■ INSTRUCTION:
Scan the lines below for the word "subtitle". Copy each line you find it in.

[START OF EXERCISE DATA]

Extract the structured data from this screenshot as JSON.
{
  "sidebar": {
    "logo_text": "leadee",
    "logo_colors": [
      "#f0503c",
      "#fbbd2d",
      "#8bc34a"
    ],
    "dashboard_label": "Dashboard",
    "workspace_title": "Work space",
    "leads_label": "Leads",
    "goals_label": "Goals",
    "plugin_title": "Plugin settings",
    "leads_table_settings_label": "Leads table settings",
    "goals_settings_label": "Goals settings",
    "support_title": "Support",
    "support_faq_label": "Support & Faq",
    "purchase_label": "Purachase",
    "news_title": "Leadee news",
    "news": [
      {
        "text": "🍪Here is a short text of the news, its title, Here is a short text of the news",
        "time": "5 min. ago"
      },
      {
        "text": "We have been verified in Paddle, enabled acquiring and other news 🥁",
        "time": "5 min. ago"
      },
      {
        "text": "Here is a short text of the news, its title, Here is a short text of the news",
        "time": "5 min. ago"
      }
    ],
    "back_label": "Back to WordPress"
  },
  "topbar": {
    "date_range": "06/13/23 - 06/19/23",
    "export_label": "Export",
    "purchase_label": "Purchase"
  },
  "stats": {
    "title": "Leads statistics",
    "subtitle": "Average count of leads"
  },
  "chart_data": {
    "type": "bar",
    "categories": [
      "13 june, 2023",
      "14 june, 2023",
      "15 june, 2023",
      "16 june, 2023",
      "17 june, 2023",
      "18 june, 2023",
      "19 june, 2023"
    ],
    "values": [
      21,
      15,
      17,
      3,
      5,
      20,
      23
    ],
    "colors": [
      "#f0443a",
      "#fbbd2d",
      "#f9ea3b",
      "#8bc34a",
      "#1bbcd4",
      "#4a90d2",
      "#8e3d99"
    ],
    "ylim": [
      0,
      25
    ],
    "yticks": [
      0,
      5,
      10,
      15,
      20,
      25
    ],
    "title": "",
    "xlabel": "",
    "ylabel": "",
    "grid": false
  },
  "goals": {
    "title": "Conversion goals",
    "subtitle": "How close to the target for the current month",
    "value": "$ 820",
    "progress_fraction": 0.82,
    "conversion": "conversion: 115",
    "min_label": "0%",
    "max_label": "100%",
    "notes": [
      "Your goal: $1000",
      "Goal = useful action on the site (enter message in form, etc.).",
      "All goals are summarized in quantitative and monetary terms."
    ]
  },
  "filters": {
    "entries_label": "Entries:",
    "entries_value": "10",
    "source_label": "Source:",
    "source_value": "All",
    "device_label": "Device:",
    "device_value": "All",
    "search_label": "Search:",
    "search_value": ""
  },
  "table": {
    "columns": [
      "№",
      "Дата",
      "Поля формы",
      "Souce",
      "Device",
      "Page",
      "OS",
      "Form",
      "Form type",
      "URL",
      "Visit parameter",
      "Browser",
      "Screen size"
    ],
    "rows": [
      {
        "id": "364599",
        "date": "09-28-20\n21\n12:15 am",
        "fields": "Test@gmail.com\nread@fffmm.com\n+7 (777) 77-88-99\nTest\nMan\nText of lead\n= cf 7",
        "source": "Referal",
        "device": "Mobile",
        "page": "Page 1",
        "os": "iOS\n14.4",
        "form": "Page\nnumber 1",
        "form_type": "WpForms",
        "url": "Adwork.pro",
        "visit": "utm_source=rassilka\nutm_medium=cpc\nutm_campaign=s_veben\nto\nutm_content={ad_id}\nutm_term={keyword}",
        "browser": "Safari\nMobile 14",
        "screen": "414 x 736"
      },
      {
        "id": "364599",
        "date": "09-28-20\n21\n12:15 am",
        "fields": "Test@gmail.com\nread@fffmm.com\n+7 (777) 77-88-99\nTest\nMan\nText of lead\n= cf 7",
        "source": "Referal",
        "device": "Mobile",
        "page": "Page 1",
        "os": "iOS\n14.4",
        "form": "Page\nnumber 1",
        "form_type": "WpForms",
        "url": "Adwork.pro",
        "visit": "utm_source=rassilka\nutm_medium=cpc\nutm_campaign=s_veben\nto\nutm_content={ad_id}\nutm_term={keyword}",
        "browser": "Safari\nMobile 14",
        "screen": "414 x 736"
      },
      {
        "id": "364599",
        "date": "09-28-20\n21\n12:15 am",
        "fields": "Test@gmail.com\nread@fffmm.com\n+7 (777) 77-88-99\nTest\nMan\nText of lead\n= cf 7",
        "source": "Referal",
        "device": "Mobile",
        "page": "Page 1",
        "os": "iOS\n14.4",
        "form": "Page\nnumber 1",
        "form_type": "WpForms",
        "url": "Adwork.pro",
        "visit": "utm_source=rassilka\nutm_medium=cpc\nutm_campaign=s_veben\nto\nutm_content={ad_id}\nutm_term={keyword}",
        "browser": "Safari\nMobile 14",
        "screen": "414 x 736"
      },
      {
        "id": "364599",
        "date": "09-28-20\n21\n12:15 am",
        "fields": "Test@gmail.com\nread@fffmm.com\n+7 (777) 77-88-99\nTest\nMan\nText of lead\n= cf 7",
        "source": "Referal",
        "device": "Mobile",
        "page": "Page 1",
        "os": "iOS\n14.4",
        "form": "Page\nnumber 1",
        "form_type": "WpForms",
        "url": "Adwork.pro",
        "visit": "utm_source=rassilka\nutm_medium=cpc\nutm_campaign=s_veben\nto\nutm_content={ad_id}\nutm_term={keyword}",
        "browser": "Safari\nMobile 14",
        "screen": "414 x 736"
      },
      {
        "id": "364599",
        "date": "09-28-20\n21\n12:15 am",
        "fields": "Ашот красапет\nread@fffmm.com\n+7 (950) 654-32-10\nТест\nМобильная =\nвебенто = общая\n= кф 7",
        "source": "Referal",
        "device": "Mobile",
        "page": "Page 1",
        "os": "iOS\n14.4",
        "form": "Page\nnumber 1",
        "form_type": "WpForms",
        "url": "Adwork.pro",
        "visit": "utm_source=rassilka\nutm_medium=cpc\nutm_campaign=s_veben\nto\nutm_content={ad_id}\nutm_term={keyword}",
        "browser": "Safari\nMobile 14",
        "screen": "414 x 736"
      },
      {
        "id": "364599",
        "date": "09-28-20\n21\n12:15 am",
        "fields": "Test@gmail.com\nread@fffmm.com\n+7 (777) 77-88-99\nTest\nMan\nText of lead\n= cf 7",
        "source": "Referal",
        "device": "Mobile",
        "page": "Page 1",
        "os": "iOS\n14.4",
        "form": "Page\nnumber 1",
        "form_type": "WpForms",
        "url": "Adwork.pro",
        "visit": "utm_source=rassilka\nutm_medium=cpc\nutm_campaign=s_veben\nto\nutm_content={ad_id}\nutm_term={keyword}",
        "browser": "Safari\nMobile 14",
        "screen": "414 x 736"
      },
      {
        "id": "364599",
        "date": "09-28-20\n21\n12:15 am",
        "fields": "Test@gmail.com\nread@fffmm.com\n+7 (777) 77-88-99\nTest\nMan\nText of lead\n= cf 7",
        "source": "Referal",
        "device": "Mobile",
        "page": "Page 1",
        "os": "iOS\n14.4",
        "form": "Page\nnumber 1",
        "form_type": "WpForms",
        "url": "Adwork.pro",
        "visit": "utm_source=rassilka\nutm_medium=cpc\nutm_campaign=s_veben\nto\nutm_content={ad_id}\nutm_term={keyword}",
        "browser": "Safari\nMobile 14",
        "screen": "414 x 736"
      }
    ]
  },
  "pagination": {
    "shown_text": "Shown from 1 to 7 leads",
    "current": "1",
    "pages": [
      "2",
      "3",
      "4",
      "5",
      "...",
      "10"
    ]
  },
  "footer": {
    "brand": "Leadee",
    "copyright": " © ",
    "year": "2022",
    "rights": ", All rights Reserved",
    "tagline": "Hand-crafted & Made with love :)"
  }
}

[END OF EXERCISE DATA]
[START OF EXERCISE DATA]

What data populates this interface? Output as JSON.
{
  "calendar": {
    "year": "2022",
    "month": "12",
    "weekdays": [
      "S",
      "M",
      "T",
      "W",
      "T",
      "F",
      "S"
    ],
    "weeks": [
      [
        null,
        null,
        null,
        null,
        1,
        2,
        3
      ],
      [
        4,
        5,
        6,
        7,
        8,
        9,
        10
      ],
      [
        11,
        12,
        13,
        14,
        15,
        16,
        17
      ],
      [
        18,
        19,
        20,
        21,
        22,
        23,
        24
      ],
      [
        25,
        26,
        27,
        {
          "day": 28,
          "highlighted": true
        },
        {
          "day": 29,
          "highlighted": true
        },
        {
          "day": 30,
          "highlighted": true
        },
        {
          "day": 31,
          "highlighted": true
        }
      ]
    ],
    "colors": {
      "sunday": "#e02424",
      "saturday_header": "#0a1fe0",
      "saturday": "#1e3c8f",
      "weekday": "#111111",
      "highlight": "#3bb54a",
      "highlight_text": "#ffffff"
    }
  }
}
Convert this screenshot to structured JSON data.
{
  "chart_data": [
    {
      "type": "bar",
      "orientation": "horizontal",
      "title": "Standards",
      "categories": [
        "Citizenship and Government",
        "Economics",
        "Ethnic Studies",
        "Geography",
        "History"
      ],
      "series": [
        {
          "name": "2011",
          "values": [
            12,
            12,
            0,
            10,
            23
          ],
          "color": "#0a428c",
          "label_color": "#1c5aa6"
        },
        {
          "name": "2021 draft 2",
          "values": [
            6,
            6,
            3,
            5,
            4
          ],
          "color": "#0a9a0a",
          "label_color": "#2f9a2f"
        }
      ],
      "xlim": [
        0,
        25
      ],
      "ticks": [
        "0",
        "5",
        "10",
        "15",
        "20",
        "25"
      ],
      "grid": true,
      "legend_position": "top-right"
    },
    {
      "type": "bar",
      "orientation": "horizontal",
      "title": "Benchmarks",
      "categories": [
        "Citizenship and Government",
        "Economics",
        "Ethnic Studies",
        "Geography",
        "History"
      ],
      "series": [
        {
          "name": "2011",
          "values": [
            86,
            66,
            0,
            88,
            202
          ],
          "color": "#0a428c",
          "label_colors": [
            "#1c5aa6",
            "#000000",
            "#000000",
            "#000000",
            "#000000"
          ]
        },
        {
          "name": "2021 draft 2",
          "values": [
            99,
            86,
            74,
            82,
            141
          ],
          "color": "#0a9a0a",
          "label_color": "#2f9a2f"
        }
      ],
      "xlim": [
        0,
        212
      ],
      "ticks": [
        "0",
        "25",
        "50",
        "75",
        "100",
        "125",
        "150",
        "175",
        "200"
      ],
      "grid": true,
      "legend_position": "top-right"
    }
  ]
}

[END OF EXERCISE DATA]

■ RESULT:
    "subtitle": "Average count of leads"
    "subtitle": "How close to the target for the current month",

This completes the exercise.